--- Begin Records for this exercise ---

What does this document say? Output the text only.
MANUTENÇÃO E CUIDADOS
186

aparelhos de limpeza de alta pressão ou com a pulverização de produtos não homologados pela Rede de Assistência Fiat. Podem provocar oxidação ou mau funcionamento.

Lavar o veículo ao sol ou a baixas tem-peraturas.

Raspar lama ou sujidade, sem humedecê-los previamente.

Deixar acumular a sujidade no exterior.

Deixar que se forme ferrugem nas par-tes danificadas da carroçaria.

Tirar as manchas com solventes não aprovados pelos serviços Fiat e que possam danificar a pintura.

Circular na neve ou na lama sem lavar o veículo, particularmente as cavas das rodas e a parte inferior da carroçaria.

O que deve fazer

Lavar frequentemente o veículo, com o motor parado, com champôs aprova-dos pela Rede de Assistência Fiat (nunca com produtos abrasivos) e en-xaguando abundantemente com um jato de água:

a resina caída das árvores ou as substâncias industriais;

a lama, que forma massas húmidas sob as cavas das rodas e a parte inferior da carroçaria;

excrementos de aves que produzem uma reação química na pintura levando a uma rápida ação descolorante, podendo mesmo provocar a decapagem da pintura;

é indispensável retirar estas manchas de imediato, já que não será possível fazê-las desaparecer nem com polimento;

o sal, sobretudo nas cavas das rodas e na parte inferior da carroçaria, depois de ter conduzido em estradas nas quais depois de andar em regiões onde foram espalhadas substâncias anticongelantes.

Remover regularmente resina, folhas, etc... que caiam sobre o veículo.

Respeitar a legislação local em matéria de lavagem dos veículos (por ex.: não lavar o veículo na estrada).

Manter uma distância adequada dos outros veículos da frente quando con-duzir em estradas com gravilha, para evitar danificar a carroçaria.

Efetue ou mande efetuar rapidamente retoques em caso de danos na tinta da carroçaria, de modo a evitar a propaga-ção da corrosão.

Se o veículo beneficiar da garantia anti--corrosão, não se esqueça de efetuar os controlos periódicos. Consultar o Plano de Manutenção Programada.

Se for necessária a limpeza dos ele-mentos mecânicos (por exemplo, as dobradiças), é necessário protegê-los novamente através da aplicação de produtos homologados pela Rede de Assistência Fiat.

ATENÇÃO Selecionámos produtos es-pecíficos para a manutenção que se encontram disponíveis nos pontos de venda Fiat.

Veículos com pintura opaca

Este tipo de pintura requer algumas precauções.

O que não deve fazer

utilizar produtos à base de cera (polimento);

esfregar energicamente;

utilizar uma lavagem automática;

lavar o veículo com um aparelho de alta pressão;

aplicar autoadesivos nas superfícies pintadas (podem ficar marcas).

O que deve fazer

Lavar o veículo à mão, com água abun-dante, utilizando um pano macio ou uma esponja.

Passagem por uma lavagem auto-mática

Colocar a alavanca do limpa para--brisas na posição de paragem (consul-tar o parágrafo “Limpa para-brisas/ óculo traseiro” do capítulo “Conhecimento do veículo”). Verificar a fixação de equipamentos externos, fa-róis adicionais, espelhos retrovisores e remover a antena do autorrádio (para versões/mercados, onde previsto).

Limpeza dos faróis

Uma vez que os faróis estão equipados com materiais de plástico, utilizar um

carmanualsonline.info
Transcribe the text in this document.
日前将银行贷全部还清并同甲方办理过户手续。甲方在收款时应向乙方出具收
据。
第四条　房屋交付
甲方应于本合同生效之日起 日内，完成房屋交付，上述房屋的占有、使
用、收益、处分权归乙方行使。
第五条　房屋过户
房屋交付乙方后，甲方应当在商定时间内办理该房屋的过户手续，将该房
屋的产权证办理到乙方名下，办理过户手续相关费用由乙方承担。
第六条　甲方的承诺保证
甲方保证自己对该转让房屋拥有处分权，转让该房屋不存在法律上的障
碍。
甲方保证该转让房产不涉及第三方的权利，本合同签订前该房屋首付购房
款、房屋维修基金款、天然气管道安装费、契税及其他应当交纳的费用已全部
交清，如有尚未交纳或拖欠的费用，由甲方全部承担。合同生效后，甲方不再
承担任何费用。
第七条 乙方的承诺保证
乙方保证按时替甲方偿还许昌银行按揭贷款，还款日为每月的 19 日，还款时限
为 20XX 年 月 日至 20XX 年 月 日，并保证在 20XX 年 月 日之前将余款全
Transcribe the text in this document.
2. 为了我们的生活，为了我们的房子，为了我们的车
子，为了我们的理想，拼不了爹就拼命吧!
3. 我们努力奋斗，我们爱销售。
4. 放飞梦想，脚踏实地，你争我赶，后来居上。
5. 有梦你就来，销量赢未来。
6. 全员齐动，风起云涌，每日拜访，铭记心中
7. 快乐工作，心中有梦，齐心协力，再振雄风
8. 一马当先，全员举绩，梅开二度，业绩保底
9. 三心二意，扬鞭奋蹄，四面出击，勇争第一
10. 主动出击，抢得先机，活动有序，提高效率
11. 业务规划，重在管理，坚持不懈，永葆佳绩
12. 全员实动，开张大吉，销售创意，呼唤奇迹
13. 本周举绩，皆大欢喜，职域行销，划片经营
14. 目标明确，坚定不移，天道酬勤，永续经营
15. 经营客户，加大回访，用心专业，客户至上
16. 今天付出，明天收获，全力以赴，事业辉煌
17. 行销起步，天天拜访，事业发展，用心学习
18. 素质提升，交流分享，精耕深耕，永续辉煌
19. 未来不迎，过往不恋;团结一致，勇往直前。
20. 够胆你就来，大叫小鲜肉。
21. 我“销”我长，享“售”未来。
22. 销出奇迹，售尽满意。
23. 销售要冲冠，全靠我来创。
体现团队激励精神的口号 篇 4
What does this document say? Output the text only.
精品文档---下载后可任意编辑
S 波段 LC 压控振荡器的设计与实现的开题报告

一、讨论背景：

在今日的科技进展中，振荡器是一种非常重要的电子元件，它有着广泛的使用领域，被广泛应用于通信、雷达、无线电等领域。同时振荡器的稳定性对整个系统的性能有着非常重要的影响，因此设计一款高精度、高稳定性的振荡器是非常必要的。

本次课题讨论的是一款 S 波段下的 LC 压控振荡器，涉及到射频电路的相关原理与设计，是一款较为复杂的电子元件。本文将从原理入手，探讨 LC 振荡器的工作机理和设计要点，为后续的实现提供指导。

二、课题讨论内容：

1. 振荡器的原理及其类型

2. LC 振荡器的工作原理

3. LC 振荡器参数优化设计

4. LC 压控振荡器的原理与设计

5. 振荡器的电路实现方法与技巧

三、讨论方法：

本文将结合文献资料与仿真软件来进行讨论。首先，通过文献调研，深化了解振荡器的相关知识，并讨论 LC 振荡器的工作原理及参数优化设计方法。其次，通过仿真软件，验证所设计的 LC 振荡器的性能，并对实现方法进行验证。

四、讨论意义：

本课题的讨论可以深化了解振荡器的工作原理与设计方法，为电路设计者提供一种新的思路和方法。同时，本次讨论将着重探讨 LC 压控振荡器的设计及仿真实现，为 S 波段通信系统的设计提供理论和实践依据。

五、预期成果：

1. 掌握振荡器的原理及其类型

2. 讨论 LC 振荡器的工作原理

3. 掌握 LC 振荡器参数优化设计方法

--- End Records for this exercise ---

◆ **Directions for this task**
Emit the records above again, exactly, with no line skipped.

◆ **Result of this exercise**
What does this document say? Output the text only.
MANUTENÇÃO E CUIDADOS
186

aparelhos de limpeza de alta pressão ou com a pulverização de produtos não homologados pela Rede de Assistência Fiat. Podem provocar oxidação ou mau funcionamento.

Lavar o veículo ao sol ou a baixas tem-peraturas.

Raspar lama ou sujidade, sem humedecê-los previamente.

Deixar acumular a sujidade no exterior.

Deixar que se forme ferrugem nas par-tes danificadas da carroçaria.

Tirar as manchas com solventes não aprovados pelos serviços Fiat e que possam danificar a pintura.

Circular na neve ou na lama sem lavar o veículo, particularmente as cavas das rodas e a parte inferior da carroçaria.

O que deve fazer

Lavar frequentemente o veículo, com o motor parado, com champôs aprova-dos pela Rede de Assistência Fiat (nunca com produtos abrasivos) e en-xaguando abundantemente com um jato de água:

a resina caída das árvores ou as substâncias industriais;

a lama, que forma massas húmidas sob as cavas das rodas e a parte inferior da carroçaria;

excrementos de aves que produzem uma reação química na pintura levando a uma rápida ação descolorante, podendo mesmo provocar a decapagem da pintura;

é indispensável retirar estas manchas de imediato, já que não será possível fazê-las desaparecer nem com polimento;

o sal, sobretudo nas cavas das rodas e na parte inferior da carroçaria, depois de ter conduzido em estradas nas quais depois de andar em regiões onde foram espalhadas substâncias anticongelantes.

Remover regularmente resina, folhas, etc... que caiam sobre o veículo.

Respeitar a legislação local em matéria de lavagem dos veículos (por ex.: não lavar o veículo na estrada).

Manter uma distância adequada dos outros veículos da frente quando con-duzir em estradas com gravilha, para evitar danificar a carroçaria.

Efetue ou mande efetuar rapidamente retoques em caso de danos na tinta da carroçaria, de modo a evitar a propaga-ção da corrosão.

Se o veículo beneficiar da garantia anti--corrosão, não se esqueça de efetuar os controlos periódicos. Consultar o Plano de Manutenção Programada.

Se for necessária a limpeza dos ele-mentos mecânicos (por exemplo, as dobradiças), é necessário protegê-los novamente através da aplicação de produtos homologados pela Rede de Assistência Fiat.

ATENÇÃO Selecionámos produtos es-pecíficos para a manutenção que se encontram disponíveis nos pontos de venda Fiat.

Veículos com pintura opaca

Este tipo de pintura requer algumas precauções.

O que não deve fazer

utilizar produtos à base de cera (polimento);

esfregar energicamente;

utilizar uma lavagem automática;

lavar o veículo com um aparelho de alta pressão;

aplicar autoadesivos nas superfícies pintadas (podem ficar marcas).

O que deve fazer

Lavar o veículo à mão, com água abun-dante, utilizando um pano macio ou uma esponja.

Passagem por uma lavagem auto-mática

Colocar a alavanca do limpa para--brisas na posição de paragem (consul-tar o parágrafo “Limpa para-brisas/ óculo traseiro” do capítulo “Conhecimento do veículo”). Verificar a fixação de equipamentos externos, fa-róis adicionais, espelhos retrovisores e remover a antena do autorrádio (para versões/mercados, onde previsto).

Limpeza dos faróis

Uma vez que os faróis estão equipados com materiais de plástico, utilizar um

carmanualsonline.info
Transcribe the text in this document.
日前将银行贷全部还清并同甲方办理过户手续。甲方在收款时应向乙方出具收
据。
第四条　房屋交付
甲方应于本合同生效之日起 日内，完成房屋交付，上述房屋的占有、使
用、收益、处分权归乙方行使。
第五条　房屋过户
房屋交付乙方后，甲方应当在商定时间内办理该房屋的过户手续，将该房
屋的产权证办理到乙方名下，办理过户手续相关费用由乙方承担。
第六条　甲方的承诺保证
甲方保证自己对该转让房屋拥有处分权，转让该房屋不存在法律上的障
碍。
甲方保证该转让房产不涉及第三方的权利，本合同签订前该房屋首付购房
款、房屋维修基金款、天然气管道安装费、契税及其他应当交纳的费用已全部
交清，如有尚未交纳或拖欠的费用，由甲方全部承担。合同生效后，甲方不再
承担任何费用。
第七条 乙方的承诺保证
乙方保证按时替甲方偿还许昌银行按揭贷款，还款日为每月的 19 日，还款时限
为 20XX 年 月 日至 20XX 年 月 日，并保证在 20XX 年 月 日之前将余款全
Transcribe the text in this document.
2. 为了我们的生活，为了我们的房子，为了我们的车
子，为了我们的理想，拼不了爹就拼命吧!
3. 我们努力奋斗，我们爱销售。
4. 放飞梦想，脚踏实地，你争我赶，后来居上。
5. 有梦你就来，销量赢未来。
6. 全员齐动，风起云涌，每日拜访，铭记心中
7. 快乐工作，心中有梦，齐心协力，再振雄风
8. 一马当先，全员举绩，梅开二度，业绩保底
9. 三心二意，扬鞭奋蹄，四面出击，勇争第一
10. 主动出击，抢得先机，活动有序，提高效率
11. 业务规划，重在管理，坚持不懈，永葆佳绩
12. 全员实动，开张大吉，销售创意，呼唤奇迹
13. 本周举绩，皆大欢喜，职域行销，划片经营
14. 目标明确，坚定不移，天道酬勤，永续经营
15. 经营客户，加大回访，用心专业，客户至上
16. 今天付出，明天收获，全力以赴，事业辉煌
17. 行销起步，天天拜访，事业发展，用心学习
18. 素质提升，交流分享，精耕深耕，永续辉煌
19. 未来不迎，过往不恋;团结一致，勇往直前。
20. 够胆你就来，大叫小鲜肉。
21. 我“销”我长，享“售”未来。
22. 销出奇迹，售尽满意。
23. 销售要冲冠，全靠我来创。
体现团队激励精神的口号 篇 4
What does this document say? Output the text only.
精品文档---下载后可任意编辑
S 波段 LC 压控振荡器的设计与实现的开题报告

一、讨论背景：

在今日的科技进展中，振荡器是一种非常重要的电子元件，它有着广泛的使用领域，被广泛应用于通信、雷达、无线电等领域。同时振荡器的稳定性对整个系统的性能有着非常重要的影响，因此设计一款高精度、高稳定性的振荡器是非常必要的。

本次课题讨论的是一款 S 波段下的 LC 压控振荡器，涉及到射频电路的相关原理与设计，是一款较为复杂的电子元件。本文将从原理入手，探讨 LC 振荡器的工作机理和设计要点，为后续的实现提供指导。

二、课题讨论内容：

1. 振荡器的原理及其类型

2. LC 振荡器的工作原理

3. LC 振荡器参数优化设计

4. LC 压控振荡器的原理与设计

5. 振荡器的电路实现方法与技巧

三、讨论方法：

本文将结合文献资料与仿真软件来进行讨论。首先，通过文献调研，深化了解振荡器的相关知识，并讨论 LC 振荡器的工作原理及参数优化设计方法。其次，通过仿真软件，验证所设计的 LC 振荡器的性能，并对实现方法进行验证。

四、讨论意义：

本课题的讨论可以深化了解振荡器的工作原理与设计方法，为电路设计者提供一种新的思路和方法。同时，本次讨论将着重探讨 LC 压控振荡器的设计及仿真实现，为 S 波段通信系统的设计提供理论和实践依据。

五、预期成果：

1. 掌握振荡器的原理及其类型

2. 讨论 LC 振荡器的工作原理

3. 掌握 LC 振荡器参数优化设计方法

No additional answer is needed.